> **Records excerpted from a collection**:
########

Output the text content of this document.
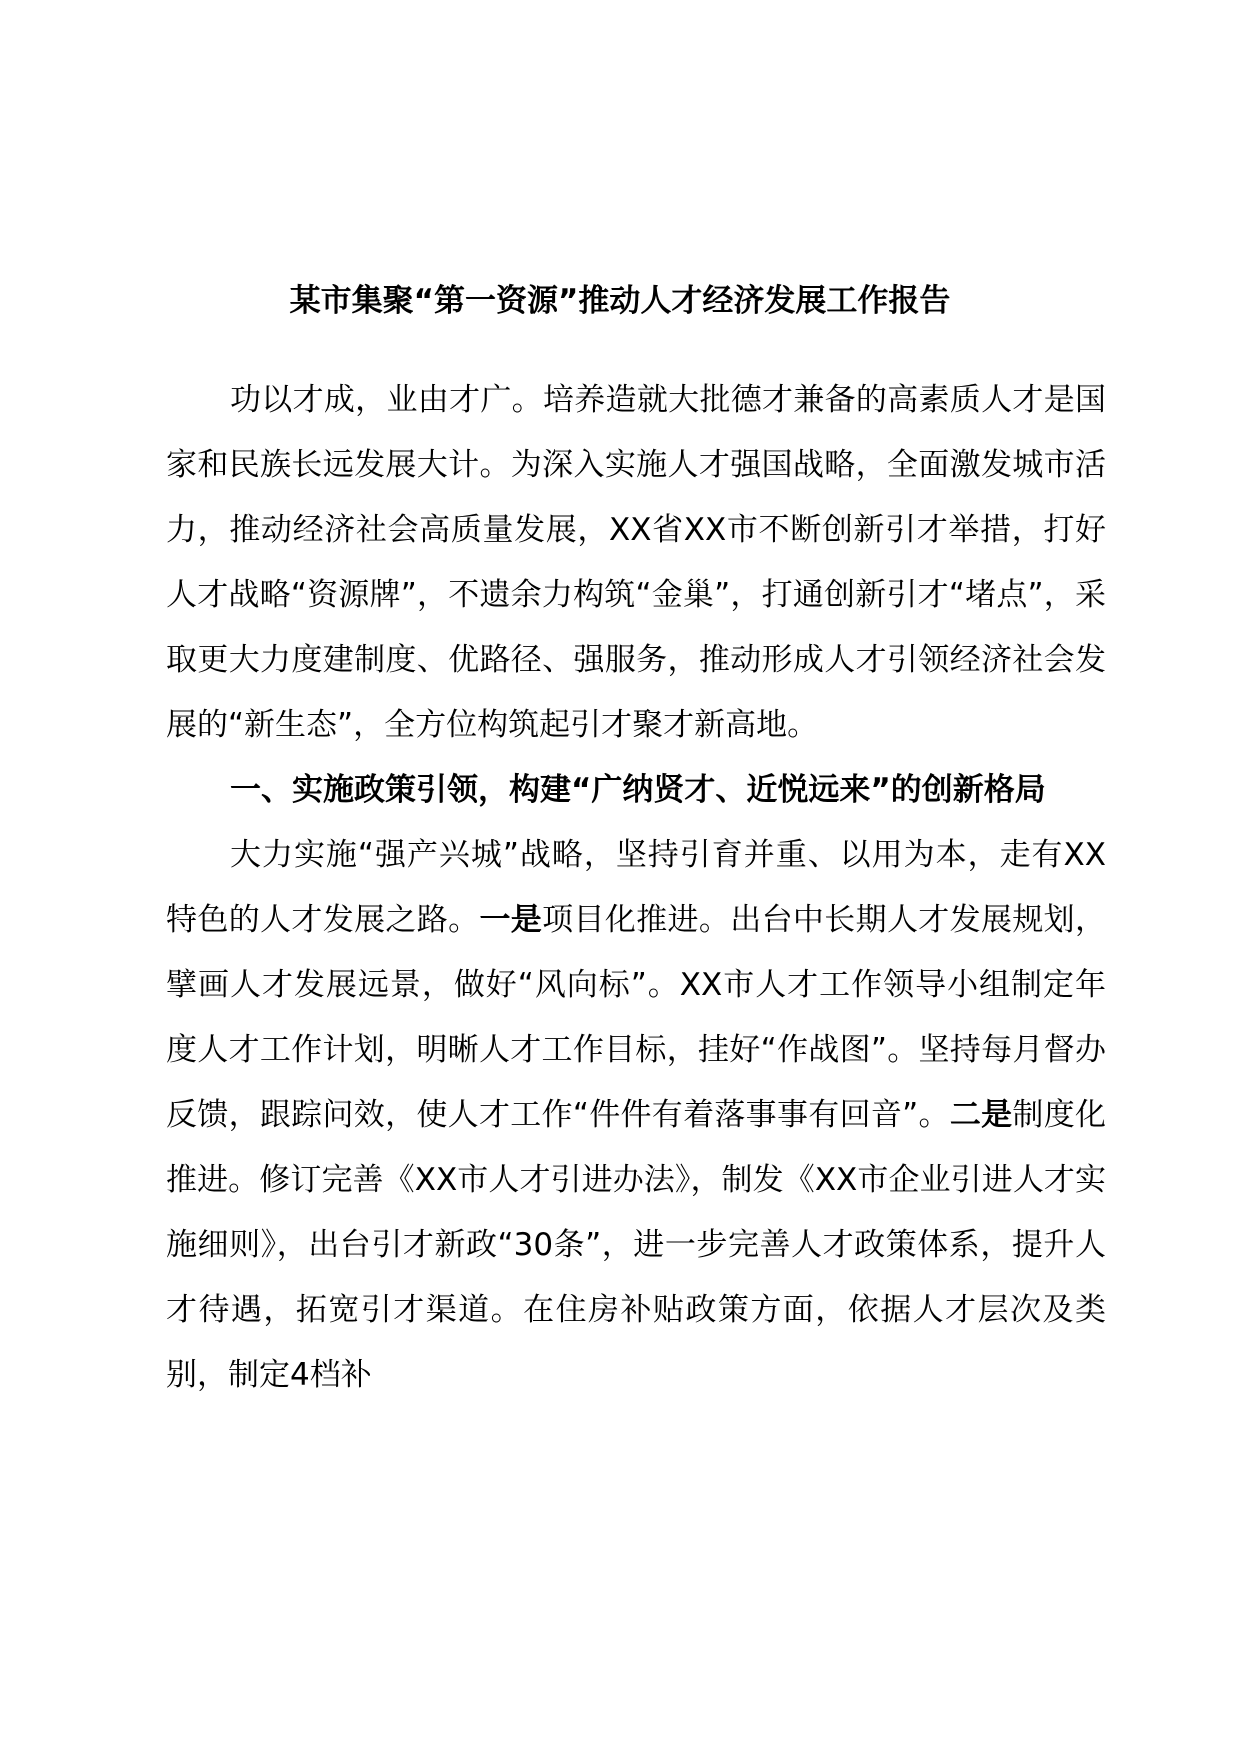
某市集聚“第一资源”推动人才经济发展工作报告

功以才成，业由才广。培养造就大批德才兼备的高素质人才是国家和民族长远发展大计。为深入实施人才强国战略，全面激发城市活力，推动经济社会高质量发展，XX省XX市不断创新引才举措，打好人才战略“资源牌”，不遗余力构筑“金巢”，打通创新引才“堵点”，采取更大力度建制度、优路径、强服务，推动形成人才引领经济社会发展的“新生态”，全方位构筑起引才聚才新高地。

一、实施政策引领，构建“广纳贤才、近悦远来”的创新格局

大力实施“强产兴城”战略，坚持引育并重、以用为本，走有XX特色的人才发展之路。一是项目化推进。出台中长期人才发展规划，擘画人才发展远景，做好“风向标”。XX市人才工作领导小组制定年度人才工作计划，明晰人才工作目标，挂好“作战图”。坚持每月督办反馈，跟踪问效，使人才工作“件件有着落事事有回音”。二是制度化推进。修订完善《XX市人才引进办法》，制发《XX市企业引进人才实施细则》，出台引才新政“30条”，进一步完善人才政策体系，提升人才待遇，拓宽引才渠道。在住房补贴政策方面，依据人才层次及类别，制定4档补
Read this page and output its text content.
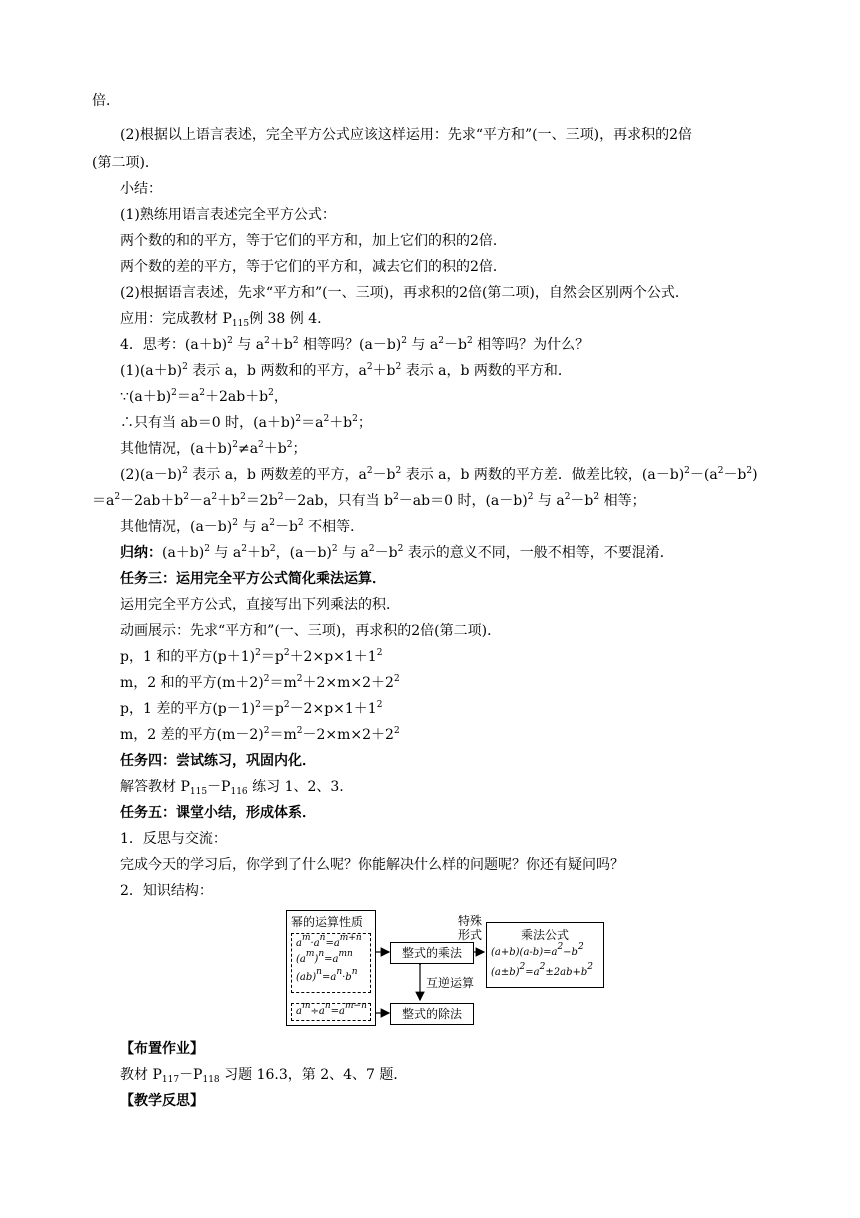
倍．
(2)根据以上语言表述，完全平方公式应该这样运用：先求“平方和”(一、三项)，再求积的2倍
(第二项)．
小结：
(1)熟练用语言表述完全平方公式：
两个数的和的平方，等于它们的平方和，加上它们的积的2倍．
两个数的差的平方，等于它们的平方和，减去它们的积的2倍．
(2)根据语言表述，先求“平方和”(一、三项)，再求积的2倍(第二项)，自然会区别两个公式．
应用：完成教材 $P_{115}$例 38 例 4.
4．思考：$(a+b)^2$ 与 $a^2+b^2$ 相等吗？$(a-b)^2$ 与 $a^2-b^2$ 相等吗？为什么？
$(1)(a+b)^2$ 表示 a，b 两数和的平方，$a^2+b^2$ 表示 a，b 两数的平方和．
$\because(a+b)^2=a^2+2ab+b^2$，
∴只有当 ab＝0 时，$(a+b)^2=a^2+b^2$；
其他情况，$(a+b)^2\ne a^2+b^2$；
$(2)(a-b)^2$ 表示 a，b 两数差的平方，$a^2-b^2$ 表示 a，b 两数的平方差．做差比较，$(a-b)^2-(a^2-b^2)$
$=a^2-2ab+b^2-a^2+b^2=2b^2-2ab$，只有当 $b^2-ab=0$ 时，$(a-b)^2$ 与 $a^2-b^2$ 相等；
其他情况，$(a-b)^2$ 与 $a^2-b^2$ 不相等．
归纳：$(a+b)^2$ 与 $a^2+b^2$，$(a-b)^2$ 与 $a^2-b^2$ 表示的意义不同，一般不相等，不要混淆．
任务三：运用完全平方公式简化乘法运算．
运用完全平方公式，直接写出下列乘法的积．
动画展示：先求“平方和”(一、三项)，再求积的2倍(第二项)．
p，1 和的平方$(p+1)^2=p^2+2\times p\times 1+1^2$
m，2 和的平方$(m+2)^2=m^2+2\times m\times 2+2^2$
p，1 差的平方$(p-1)^2=p^2-2\times p\times 1+1^2$
m，2 差的平方$(m-2)^2=m^2-2\times m\times 2+2^2$
任务四：尝试练习，巩固内化．
解答教材 $P_{115}-P_{116}$ 练习 1、2、3.
任务五：课堂小结，形成体系．
1．反思与交流：
完成今天的学习后，你学到了什么呢？你能解决什么样的问题呢？你还有疑问吗？
2．知识结构：
幂的运算性质
$a^m\cdot a^n=a^{m+n}$
$(a^m)^n=a^{mn}$
$(ab)^n=a^n\cdot b^n$
$a^m\div a^n=a^{m-n}$
整式的乘法
整式的除法
特殊形式
互逆运算
乘法公式
$(a+b)(a-b)=a^2-b^2$
$(a\pm b)^2=a^2\pm 2ab+b^2$
【布置作业】
教材 $P_{117}-P_{118}$ 习题 16.3，第 2、4、7 题．
【教学反思】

########

> **YOUR OBJECTIVE**: Make an exact copy of the listing above. Do not include the pictures.

> **THE SOLUTION**:
Output the text content of this document.
某市集聚“第一资源”推动人才经济发展工作报告

功以才成，业由才广。培养造就大批德才兼备的高素质人才是国家和民族长远发展大计。为深入实施人才强国战略，全面激发城市活力，推动经济社会高质量发展，XX省XX市不断创新引才举措，打好人才战略“资源牌”，不遗余力构筑“金巢”，打通创新引才“堵点”，采取更大力度建制度、优路径、强服务，推动形成人才引领经济社会发展的“新生态”，全方位构筑起引才聚才新高地。

一、实施政策引领，构建“广纳贤才、近悦远来”的创新格局

大力实施“强产兴城”战略，坚持引育并重、以用为本，走有XX特色的人才发展之路。一是项目化推进。出台中长期人才发展规划，擘画人才发展远景，做好“风向标”。XX市人才工作领导小组制定年度人才工作计划，明晰人才工作目标，挂好“作战图”。坚持每月督办反馈，跟踪问效，使人才工作“件件有着落事事有回音”。二是制度化推进。修订完善《XX市人才引进办法》，制发《XX市企业引进人才实施细则》，出台引才新政“30条”，进一步完善人才政策体系，提升人才待遇，拓宽引才渠道。在住房补贴政策方面，依据人才层次及类别，制定4档补
Read this page and output its text content.
倍．
(2)根据以上语言表述，完全平方公式应该这样运用：先求“平方和”(一、三项)，再求积的2倍
(第二项)．
小结：
(1)熟练用语言表述完全平方公式：
两个数的和的平方，等于它们的平方和，加上它们的积的2倍．
两个数的差的平方，等于它们的平方和，减去它们的积的2倍．
(2)根据语言表述，先求“平方和”(一、三项)，再求积的2倍(第二项)，自然会区别两个公式．
应用：完成教材 $P_{115}$例 38 例 4.
4．思考：$(a+b)^2$ 与 $a^2+b^2$ 相等吗？$(a-b)^2$ 与 $a^2-b^2$ 相等吗？为什么？
$(1)(a+b)^2$ 表示 a，b 两数和的平方，$a^2+b^2$ 表示 a，b 两数的平方和．
$\because(a+b)^2=a^2+2ab+b^2$，
∴只有当 ab＝0 时，$(a+b)^2=a^2+b^2$；
其他情况，$(a+b)^2\ne a^2+b^2$；
$(2)(a-b)^2$ 表示 a，b 两数差的平方，$a^2-b^2$ 表示 a，b 两数的平方差．做差比较，$(a-b)^2-(a^2-b^2)$
$=a^2-2ab+b^2-a^2+b^2=2b^2-2ab$，只有当 $b^2-ab=0$ 时，$(a-b)^2$ 与 $a^2-b^2$ 相等；
其他情况，$(a-b)^2$ 与 $a^2-b^2$ 不相等．
归纳：$(a+b)^2$ 与 $a^2+b^2$，$(a-b)^2$ 与 $a^2-b^2$ 表示的意义不同，一般不相等，不要混淆．
任务三：运用完全平方公式简化乘法运算．
运用完全平方公式，直接写出下列乘法的积．
动画展示：先求“平方和”(一、三项)，再求积的2倍(第二项)．
p，1 和的平方$(p+1)^2=p^2+2\times p\times 1+1^2$
m，2 和的平方$(m+2)^2=m^2+2\times m\times 2+2^2$
p，1 差的平方$(p-1)^2=p^2-2\times p\times 1+1^2$
m，2 差的平方$(m-2)^2=m^2-2\times m\times 2+2^2$
任务四：尝试练习，巩固内化．
解答教材 $P_{115}-P_{116}$ 练习 1、2、3.
任务五：课堂小结，形成体系．
1．反思与交流：
完成今天的学习后，你学到了什么呢？你能解决什么样的问题呢？你还有疑问吗？
2．知识结构：
幂的运算性质
$a^m\cdot a^n=a^{m+n}$
$(a^m)^n=a^{mn}$
$(ab)^n=a^n\cdot b^n$
$a^m\div a^n=a^{m-n}$
整式的乘法
整式的除法
特殊形式
互逆运算
乘法公式
$(a+b)(a-b)=a^2-b^2$
$(a\pm b)^2=a^2\pm 2ab+b^2$
【布置作业】
教材 $P_{117}-P_{118}$ 习题 16.3，第 2、4、7 题．
【教学反思】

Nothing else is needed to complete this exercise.